**EXERCISE INSTRUCTIONS**
Every entry below should be transcribed exactly; pictures stay out of the copy.

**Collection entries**
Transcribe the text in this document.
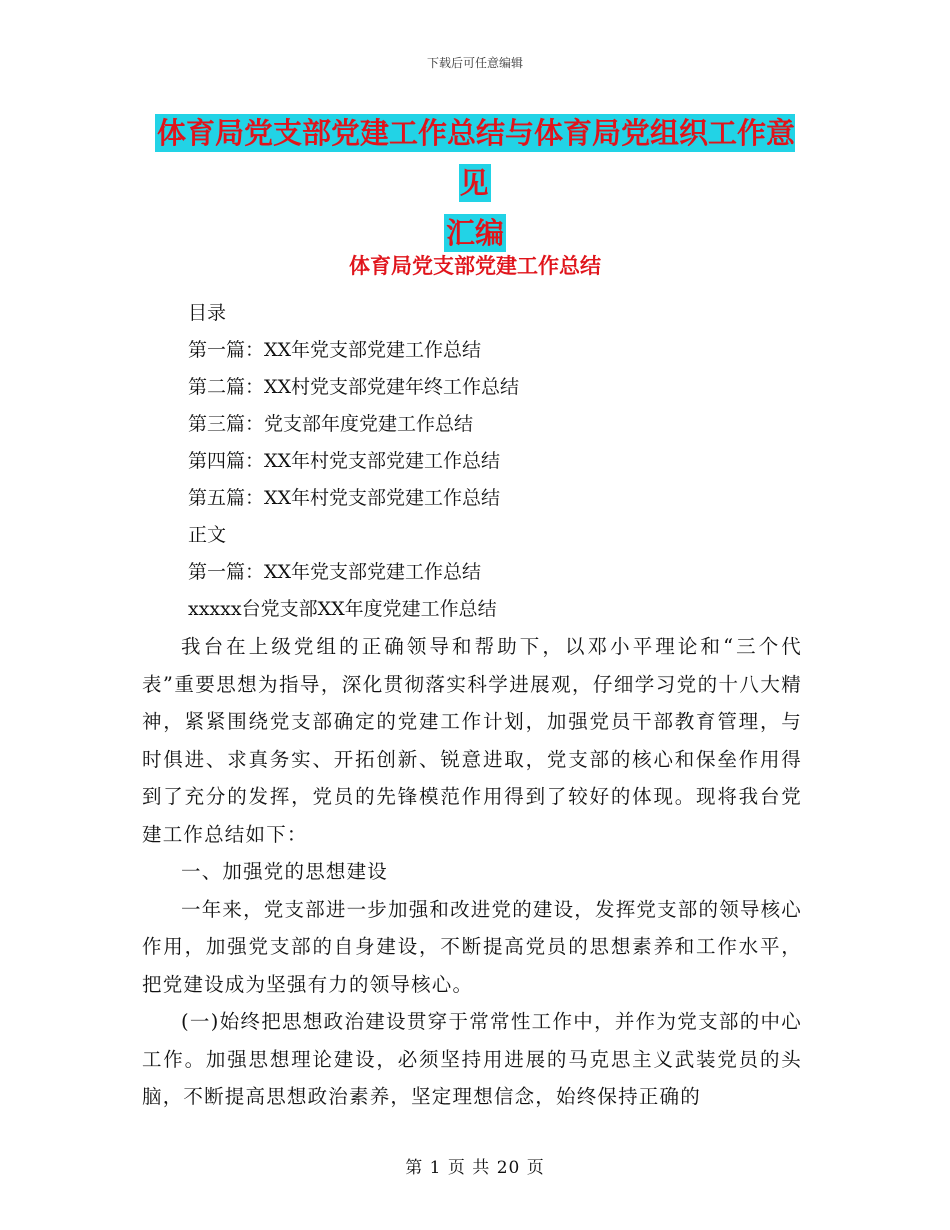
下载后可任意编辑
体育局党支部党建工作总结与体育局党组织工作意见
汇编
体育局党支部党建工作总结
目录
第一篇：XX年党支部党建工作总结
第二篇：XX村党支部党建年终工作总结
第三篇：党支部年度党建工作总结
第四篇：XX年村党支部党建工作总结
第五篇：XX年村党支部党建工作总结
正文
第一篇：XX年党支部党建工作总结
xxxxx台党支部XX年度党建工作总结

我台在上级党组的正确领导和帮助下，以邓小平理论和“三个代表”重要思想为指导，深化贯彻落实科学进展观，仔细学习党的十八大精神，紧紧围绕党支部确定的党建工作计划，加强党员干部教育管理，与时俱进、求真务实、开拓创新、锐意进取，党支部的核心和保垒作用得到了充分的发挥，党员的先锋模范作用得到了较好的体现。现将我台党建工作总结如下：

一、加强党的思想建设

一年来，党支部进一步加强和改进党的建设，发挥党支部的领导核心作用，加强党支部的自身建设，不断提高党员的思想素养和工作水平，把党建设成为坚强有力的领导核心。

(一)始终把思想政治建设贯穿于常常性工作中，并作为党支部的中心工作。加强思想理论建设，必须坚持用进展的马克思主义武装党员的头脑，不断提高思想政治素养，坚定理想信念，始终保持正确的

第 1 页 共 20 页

**THE REPLY**
Transcribe the text in this document.
下载后可任意编辑
体育局党支部党建工作总结与体育局党组织工作意见
汇编
体育局党支部党建工作总结
目录
第一篇：XX年党支部党建工作总结
第二篇：XX村党支部党建年终工作总结
第三篇：党支部年度党建工作总结
第四篇：XX年村党支部党建工作总结
第五篇：XX年村党支部党建工作总结
正文
第一篇：XX年党支部党建工作总结
xxxxx台党支部XX年度党建工作总结

我台在上级党组的正确领导和帮助下，以邓小平理论和“三个代表”重要思想为指导，深化贯彻落实科学进展观，仔细学习党的十八大精神，紧紧围绕党支部确定的党建工作计划，加强党员干部教育管理，与时俱进、求真务实、开拓创新、锐意进取，党支部的核心和保垒作用得到了充分的发挥，党员的先锋模范作用得到了较好的体现。现将我台党建工作总结如下：

一、加强党的思想建设

一年来，党支部进一步加强和改进党的建设，发挥党支部的领导核心作用，加强党支部的自身建设，不断提高党员的思想素养和工作水平，把党建设成为坚强有力的领导核心。

(一)始终把思想政治建设贯穿于常常性工作中，并作为党支部的中心工作。加强思想理论建设，必须坚持用进展的马克思主义武装党员的头脑，不断提高思想政治素养，坚定理想信念，始终保持正确的

第 1 页 共 20 页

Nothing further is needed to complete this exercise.